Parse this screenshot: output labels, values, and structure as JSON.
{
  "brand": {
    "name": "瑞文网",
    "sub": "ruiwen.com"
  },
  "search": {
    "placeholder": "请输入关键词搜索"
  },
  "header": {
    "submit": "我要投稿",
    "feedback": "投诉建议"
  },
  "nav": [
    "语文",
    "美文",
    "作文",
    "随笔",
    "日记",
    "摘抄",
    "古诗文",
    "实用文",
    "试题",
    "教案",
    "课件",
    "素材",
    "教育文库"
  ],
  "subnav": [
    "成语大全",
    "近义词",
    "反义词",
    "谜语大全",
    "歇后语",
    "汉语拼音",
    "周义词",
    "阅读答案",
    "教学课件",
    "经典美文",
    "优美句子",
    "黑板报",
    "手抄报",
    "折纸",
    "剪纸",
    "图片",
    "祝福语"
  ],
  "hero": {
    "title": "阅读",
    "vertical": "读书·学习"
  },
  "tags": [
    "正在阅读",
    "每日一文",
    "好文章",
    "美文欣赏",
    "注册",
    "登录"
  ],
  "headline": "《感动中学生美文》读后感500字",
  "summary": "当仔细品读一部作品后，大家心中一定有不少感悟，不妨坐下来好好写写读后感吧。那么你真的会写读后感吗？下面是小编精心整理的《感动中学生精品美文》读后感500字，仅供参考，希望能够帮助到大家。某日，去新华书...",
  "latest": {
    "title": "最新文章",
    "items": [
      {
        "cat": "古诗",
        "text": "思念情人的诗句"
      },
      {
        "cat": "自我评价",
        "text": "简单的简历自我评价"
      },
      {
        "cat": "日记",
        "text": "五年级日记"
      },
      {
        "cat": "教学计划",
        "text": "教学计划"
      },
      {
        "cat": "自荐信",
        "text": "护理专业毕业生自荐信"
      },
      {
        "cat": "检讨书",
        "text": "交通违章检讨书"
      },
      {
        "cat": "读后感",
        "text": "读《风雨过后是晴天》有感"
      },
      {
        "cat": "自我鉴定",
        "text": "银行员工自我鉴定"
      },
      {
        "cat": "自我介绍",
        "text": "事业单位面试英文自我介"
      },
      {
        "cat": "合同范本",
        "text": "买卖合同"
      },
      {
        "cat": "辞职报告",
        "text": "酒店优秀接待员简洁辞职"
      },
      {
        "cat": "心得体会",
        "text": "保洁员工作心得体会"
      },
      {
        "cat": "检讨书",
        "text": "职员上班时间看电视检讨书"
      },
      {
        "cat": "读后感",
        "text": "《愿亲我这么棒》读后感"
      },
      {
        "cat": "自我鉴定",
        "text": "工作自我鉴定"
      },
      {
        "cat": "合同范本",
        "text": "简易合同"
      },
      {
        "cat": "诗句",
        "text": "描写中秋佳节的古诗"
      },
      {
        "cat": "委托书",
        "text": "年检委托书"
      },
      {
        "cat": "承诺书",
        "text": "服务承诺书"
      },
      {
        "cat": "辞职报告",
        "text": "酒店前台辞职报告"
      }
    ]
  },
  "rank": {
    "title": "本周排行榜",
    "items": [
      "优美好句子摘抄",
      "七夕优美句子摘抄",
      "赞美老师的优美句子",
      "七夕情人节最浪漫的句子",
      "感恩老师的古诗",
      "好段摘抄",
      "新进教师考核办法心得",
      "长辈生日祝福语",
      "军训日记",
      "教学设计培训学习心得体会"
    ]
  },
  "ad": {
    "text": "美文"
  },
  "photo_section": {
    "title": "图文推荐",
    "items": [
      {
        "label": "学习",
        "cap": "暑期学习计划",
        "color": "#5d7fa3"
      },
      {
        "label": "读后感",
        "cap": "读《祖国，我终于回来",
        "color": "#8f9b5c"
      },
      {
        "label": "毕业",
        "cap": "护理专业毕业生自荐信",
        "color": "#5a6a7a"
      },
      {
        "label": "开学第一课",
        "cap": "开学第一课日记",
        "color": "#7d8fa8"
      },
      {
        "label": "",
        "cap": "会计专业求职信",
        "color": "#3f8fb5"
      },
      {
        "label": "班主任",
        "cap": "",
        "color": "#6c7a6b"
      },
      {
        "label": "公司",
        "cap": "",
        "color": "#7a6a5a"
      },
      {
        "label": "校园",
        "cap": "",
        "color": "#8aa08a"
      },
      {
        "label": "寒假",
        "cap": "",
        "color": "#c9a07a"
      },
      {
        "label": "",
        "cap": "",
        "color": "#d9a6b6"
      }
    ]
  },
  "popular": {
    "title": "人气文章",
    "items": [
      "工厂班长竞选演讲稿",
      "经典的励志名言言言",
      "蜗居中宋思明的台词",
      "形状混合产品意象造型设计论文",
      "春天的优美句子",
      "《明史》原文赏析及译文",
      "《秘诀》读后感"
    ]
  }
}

----

● **Written instruction**:
Output each record exactly, leaving nothing out.

● **Task solution**:
Parse this screenshot: output labels, values, and structure as JSON.
{
  "brand": {
    "name": "瑞文网",
    "sub": "ruiwen.com"
  },
  "search": {
    "placeholder": "请输入关键词搜索"
  },
  "header": {
    "submit": "我要投稿",
    "feedback": "投诉建议"
  },
  "nav": [
    "语文",
    "美文",
    "作文",
    "随笔",
    "日记",
    "摘抄",
    "古诗文",
    "实用文",
    "试题",
    "教案",
    "课件",
    "素材",
    "教育文库"
  ],
  "subnav": [
    "成语大全",
    "近义词",
    "反义词",
    "谜语大全",
    "歇后语",
    "汉语拼音",
    "周义词",
    "阅读答案",
    "教学课件",
    "经典美文",
    "优美句子",
    "黑板报",
    "手抄报",
    "折纸",
    "剪纸",
    "图片",
    "祝福语"
  ],
  "hero": {
    "title": "阅读",
    "vertical": "读书·学习"
  },
  "tags": [
    "正在阅读",
    "每日一文",
    "好文章",
    "美文欣赏",
    "注册",
    "登录"
  ],
  "headline": "《感动中学生美文》读后感500字",
  "summary": "当仔细品读一部作品后，大家心中一定有不少感悟，不妨坐下来好好写写读后感吧。那么你真的会写读后感吗？下面是小编精心整理的《感动中学生精品美文》读后感500字，仅供参考，希望能够帮助到大家。某日，去新华书...",
  "latest": {
    "title": "最新文章",
    "items": [
      {
        "cat": "古诗",
        "text": "思念情人的诗句"
      },
      {
        "cat": "自我评价",
        "text": "简单的简历自我评价"
      },
      {
        "cat": "日记",
        "text": "五年级日记"
      },
      {
        "cat": "教学计划",
        "text": "教学计划"
      },
      {
        "cat": "自荐信",
        "text": "护理专业毕业生自荐信"
      },
      {
        "cat": "检讨书",
        "text": "交通违章检讨书"
      },
      {
        "cat": "读后感",
        "text": "读《风雨过后是晴天》有感"
      },
      {
        "cat": "自我鉴定",
        "text": "银行员工自我鉴定"
      },
      {
        "cat": "自我介绍",
        "text": "事业单位面试英文自我介"
      },
      {
        "cat": "合同范本",
        "text": "买卖合同"
      },
      {
        "cat": "辞职报告",
        "text": "酒店优秀接待员简洁辞职"
      },
      {
        "cat": "心得体会",
        "text": "保洁员工作心得体会"
      },
      {
        "cat": "检讨书",
        "text": "职员上班时间看电视检讨书"
      },
      {
        "cat": "读后感",
        "text": "《愿亲我这么棒》读后感"
      },
      {
        "cat": "自我鉴定",
        "text": "工作自我鉴定"
      },
      {
        "cat": "合同范本",
        "text": "简易合同"
      },
      {
        "cat": "诗句",
        "text": "描写中秋佳节的古诗"
      },
      {
        "cat": "委托书",
        "text": "年检委托书"
      },
      {
        "cat": "承诺书",
        "text": "服务承诺书"
      },
      {
        "cat": "辞职报告",
        "text": "酒店前台辞职报告"
      }
    ]
  },
  "rank": {
    "title": "本周排行榜",
    "items": [
      "优美好句子摘抄",
      "七夕优美句子摘抄",
      "赞美老师的优美句子",
      "七夕情人节最浪漫的句子",
      "感恩老师的古诗",
      "好段摘抄",
      "新进教师考核办法心得",
      "长辈生日祝福语",
      "军训日记",
      "教学设计培训学习心得体会"
    ]
  },
  "ad": {
    "text": "美文"
  },
  "photo_section": {
    "title": "图文推荐",
    "items": [
      {
        "label": "学习",
        "cap": "暑期学习计划",
        "color": "#5d7fa3"
      },
      {
        "label": "读后感",
        "cap": "读《祖国，我终于回来",
        "color": "#8f9b5c"
      },
      {
        "label": "毕业",
        "cap": "护理专业毕业生自荐信",
        "color": "#5a6a7a"
      },
      {
        "label": "开学第一课",
        "cap": "开学第一课日记",
        "color": "#7d8fa8"
      },
      {
        "label": "",
        "cap": "会计专业求职信",
        "color": "#3f8fb5"
      },
      {
        "label": "班主任",
        "cap": "",
        "color": "#6c7a6b"
      },
      {
        "label": "公司",
        "cap": "",
        "color": "#7a6a5a"
      },
      {
        "label": "校园",
        "cap": "",
        "color": "#8aa08a"
      },
      {
        "label": "寒假",
        "cap": "",
        "color": "#c9a07a"
      },
      {
        "label": "",
        "cap": "",
        "color": "#d9a6b6"
      }
    ]
  },
  "popular": {
    "title": "人气文章",
    "items": [
      "工厂班长竞选演讲稿",
      "经典的励志名言言言",
      "蜗居中宋思明的台词",
      "形状混合产品意象造型设计论文",
      "春天的优美句子",
      "《明史》原文赏析及译文",
      "《秘诀》读后感"
    ]
  }
}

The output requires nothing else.